» Task objective
Copy every record below, exactly as written.

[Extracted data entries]
----------------

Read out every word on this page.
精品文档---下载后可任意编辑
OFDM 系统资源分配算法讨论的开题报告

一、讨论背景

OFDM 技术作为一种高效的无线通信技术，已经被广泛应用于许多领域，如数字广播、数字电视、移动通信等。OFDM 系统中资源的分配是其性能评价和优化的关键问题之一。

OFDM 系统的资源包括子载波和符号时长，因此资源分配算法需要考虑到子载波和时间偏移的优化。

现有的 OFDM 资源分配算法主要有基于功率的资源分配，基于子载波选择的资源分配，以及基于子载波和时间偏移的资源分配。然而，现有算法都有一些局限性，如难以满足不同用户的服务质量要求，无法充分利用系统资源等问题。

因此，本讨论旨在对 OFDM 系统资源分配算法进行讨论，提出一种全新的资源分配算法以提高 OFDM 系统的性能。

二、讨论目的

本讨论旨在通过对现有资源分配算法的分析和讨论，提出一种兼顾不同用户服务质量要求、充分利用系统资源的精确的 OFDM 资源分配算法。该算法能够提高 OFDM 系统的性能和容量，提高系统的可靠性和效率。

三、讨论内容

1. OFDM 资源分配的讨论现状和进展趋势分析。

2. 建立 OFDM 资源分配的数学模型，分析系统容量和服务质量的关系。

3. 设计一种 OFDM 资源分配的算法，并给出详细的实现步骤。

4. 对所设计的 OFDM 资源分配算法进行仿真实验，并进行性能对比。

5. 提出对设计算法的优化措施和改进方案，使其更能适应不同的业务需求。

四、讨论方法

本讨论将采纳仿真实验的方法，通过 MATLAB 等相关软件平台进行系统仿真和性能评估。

----------------

» Finished answer
Read out every word on this page.
精品文档---下载后可任意编辑
OFDM 系统资源分配算法讨论的开题报告

一、讨论背景

OFDM 技术作为一种高效的无线通信技术，已经被广泛应用于许多领域，如数字广播、数字电视、移动通信等。OFDM 系统中资源的分配是其性能评价和优化的关键问题之一。

OFDM 系统的资源包括子载波和符号时长，因此资源分配算法需要考虑到子载波和时间偏移的优化。

现有的 OFDM 资源分配算法主要有基于功率的资源分配，基于子载波选择的资源分配，以及基于子载波和时间偏移的资源分配。然而，现有算法都有一些局限性，如难以满足不同用户的服务质量要求，无法充分利用系统资源等问题。

因此，本讨论旨在对 OFDM 系统资源分配算法进行讨论，提出一种全新的资源分配算法以提高 OFDM 系统的性能。

二、讨论目的

本讨论旨在通过对现有资源分配算法的分析和讨论，提出一种兼顾不同用户服务质量要求、充分利用系统资源的精确的 OFDM 资源分配算法。该算法能够提高 OFDM 系统的性能和容量，提高系统的可靠性和效率。

三、讨论内容

1. OFDM 资源分配的讨论现状和进展趋势分析。

2. 建立 OFDM 资源分配的数学模型，分析系统容量和服务质量的关系。

3. 设计一种 OFDM 资源分配的算法，并给出详细的实现步骤。

4. 对所设计的 OFDM 资源分配算法进行仿真实验，并进行性能对比。

5. 提出对设计算法的优化措施和改进方案，使其更能适应不同的业务需求。

四、讨论方法

本讨论将采纳仿真实验的方法，通过 MATLAB 等相关软件平台进行系统仿真和性能评估。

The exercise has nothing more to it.